(Items from a data source)
· · ·
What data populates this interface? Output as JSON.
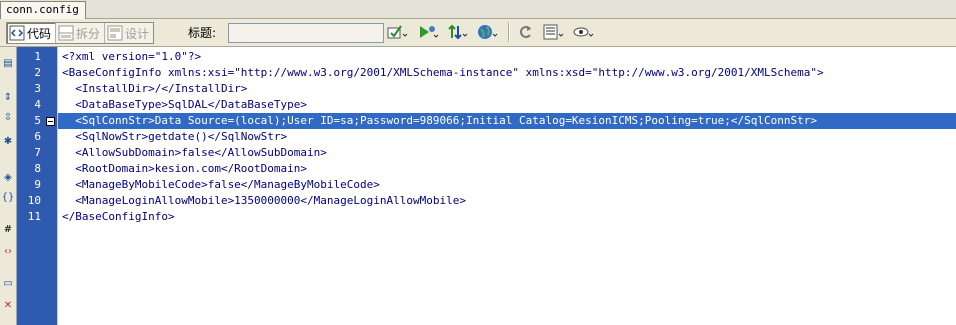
{
  "tab": {
    "label": "conn.config"
  },
  "toolbar": {
    "code_label": "代码",
    "split_label": "拆分",
    "design_label": "设计",
    "title_label": "标题:",
    "title_value": ""
  },
  "toolbar_icons": [
    "validate-icon",
    "preview-icon",
    "file-transfer-icon",
    "browser-globe-icon",
    "refresh-icon",
    "view-options-icon",
    "visual-aids-icon"
  ],
  "left_tools": [
    "open-documents-icon",
    "collapse-tag-icon",
    "collapse-selection-icon",
    "expand-all-icon",
    "select-parent-tag-icon",
    "balance-braces-icon",
    "line-numbers-icon",
    "highlight-invalid-icon",
    "apply-comment-icon",
    "remove-comment-icon"
  ],
  "editor": {
    "selected_line": 5,
    "lines": [
      {
        "n": "1",
        "text": "<?xml version=\"1.0\"?>"
      },
      {
        "n": "2",
        "text": "<BaseConfigInfo xmlns:xsi=\"http://www.w3.org/2001/XMLSchema-instance\" xmlns:xsd=\"http://www.w3.org/2001/XMLSchema\">"
      },
      {
        "n": "3",
        "text": "  <InstallDir>/</InstallDir>"
      },
      {
        "n": "4",
        "text": "  <DataBaseType>SqlDAL</DataBaseType>"
      },
      {
        "n": "5",
        "text": "  <SqlConnStr>Data Source=(local);User ID=sa;Password=989066;Initial Catalog=KesionICMS;Pooling=true;</SqlConnStr>"
      },
      {
        "n": "6",
        "text": "  <SqlNowStr>getdate()</SqlNowStr>"
      },
      {
        "n": "7",
        "text": "  <AllowSubDomain>false</AllowSubDomain>"
      },
      {
        "n": "8",
        "text": "  <RootDomain>kesion.com</RootDomain>"
      },
      {
        "n": "9",
        "text": "  <ManageByMobileCode>false</ManageByMobileCode>"
      },
      {
        "n": "10",
        "text": "  <ManageLoginAllowMobile>1350000000</ManageLoginAllowMobile>"
      },
      {
        "n": "11",
        "text": "</BaseConfigInfo>"
      }
    ]
  },
  "colors": {
    "gutter": "#2e5bb0",
    "selection": "#316ac5",
    "code_text": "#000080"
  }
}
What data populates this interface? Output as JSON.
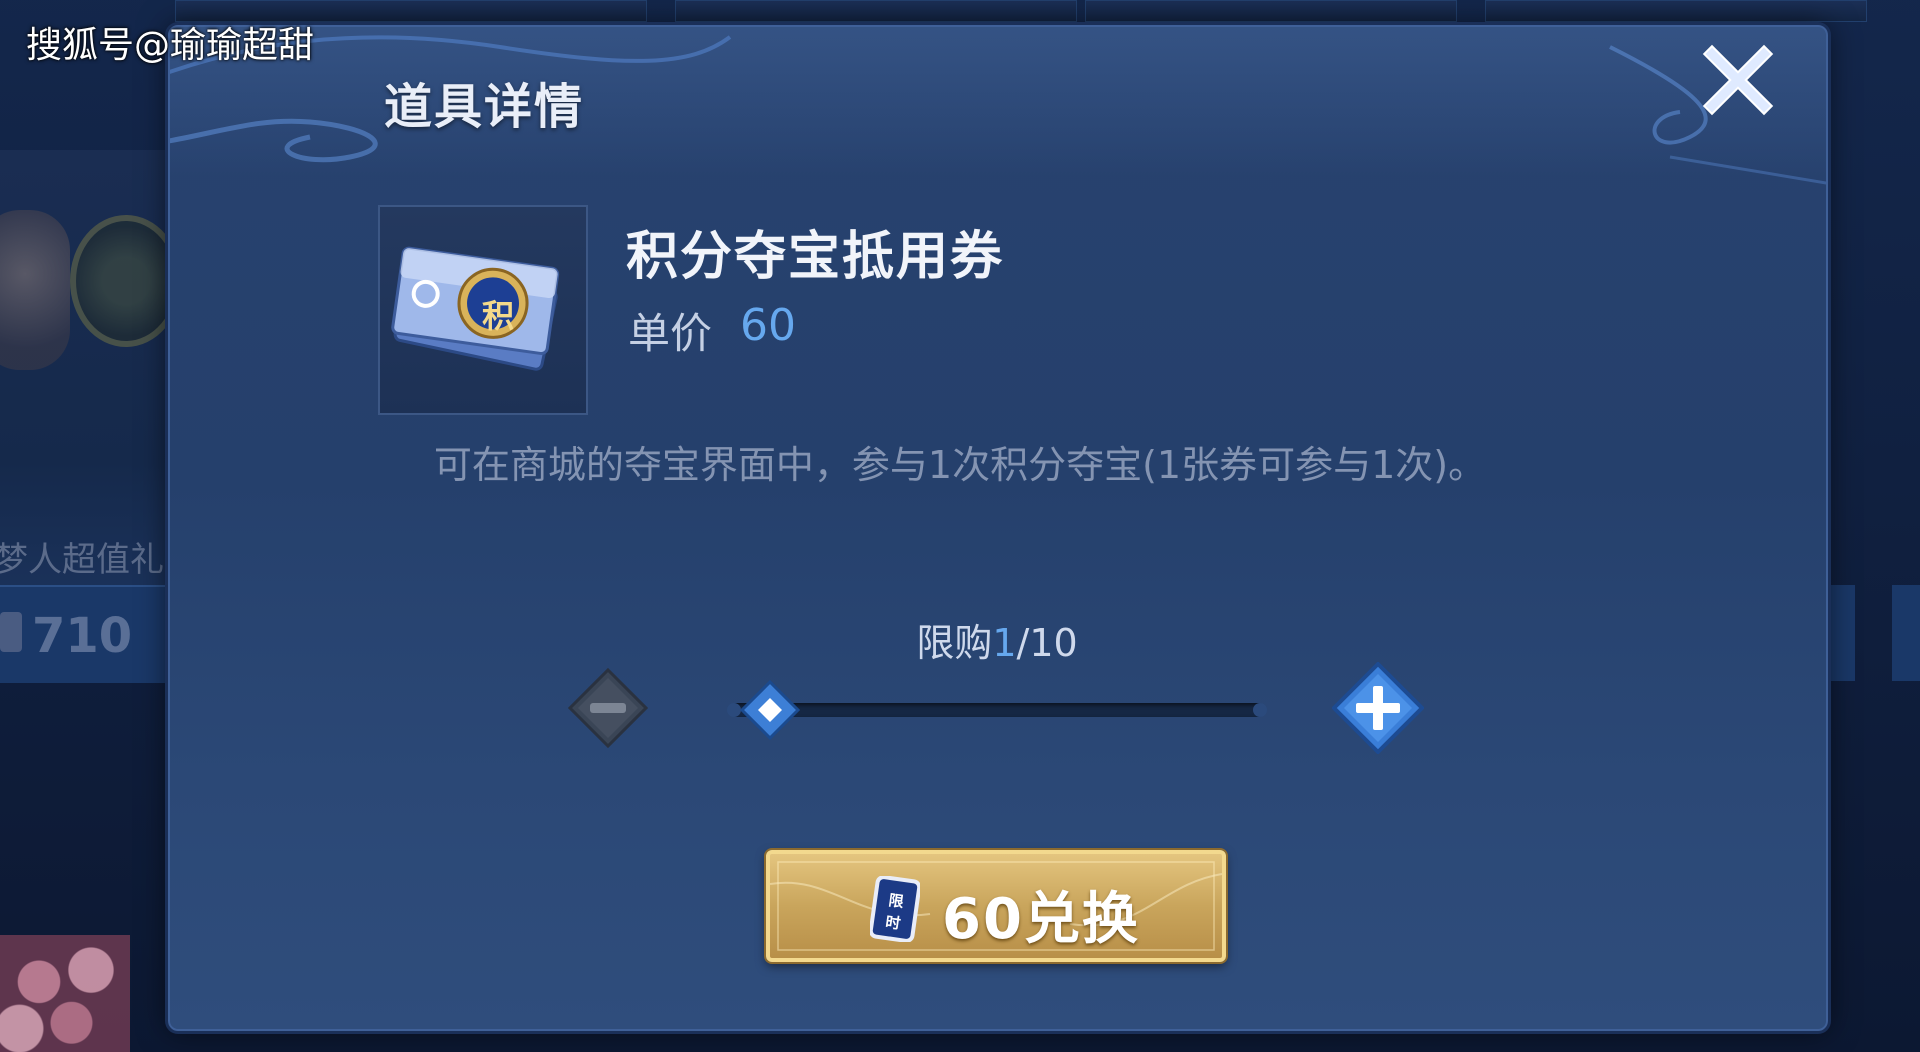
{
  "watermark": "搜狐号@瑜瑜超甜",
  "background": {
    "bundle_label": "梦人超值礼",
    "bundle_price": "710"
  },
  "dialog": {
    "title": "道具详情",
    "close_icon": "close-icon"
  },
  "item": {
    "name": "积分夺宝抵用券",
    "price_label": "单价",
    "price_value": "60",
    "icon": "voucher-ticket-icon",
    "icon_glyph": "积",
    "description": "可在商城的夺宝界面中，参与1次积分夺宝(1张券可参与1次)。"
  },
  "quantity": {
    "limit_label": "限购",
    "current": "1",
    "separator_max": "/10",
    "value_fraction": 0.1
  },
  "exchange": {
    "ticket_glyph": "限时",
    "label": "60兑换"
  },
  "colors": {
    "accent_blue": "#66a8ee",
    "gold": "#c9a55c"
  }
}
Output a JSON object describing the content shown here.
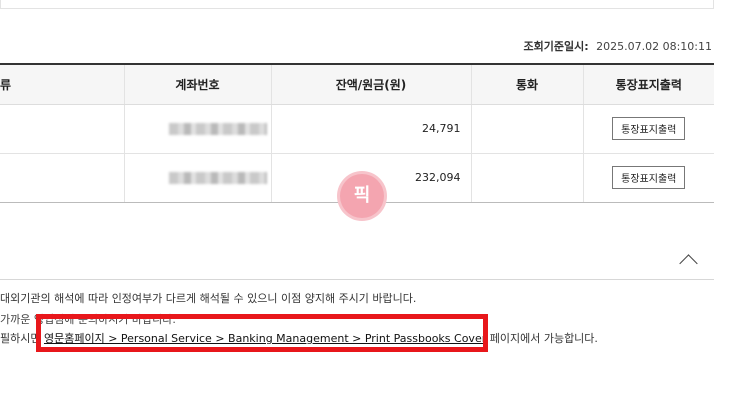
· · ·
* _WHAT THE TASK REQUIRES_: Look through the material and copy each line that has "selection".

* _RESULT BELOW_:
    "collapse-selection-icon",
    "selection": "#316ac5",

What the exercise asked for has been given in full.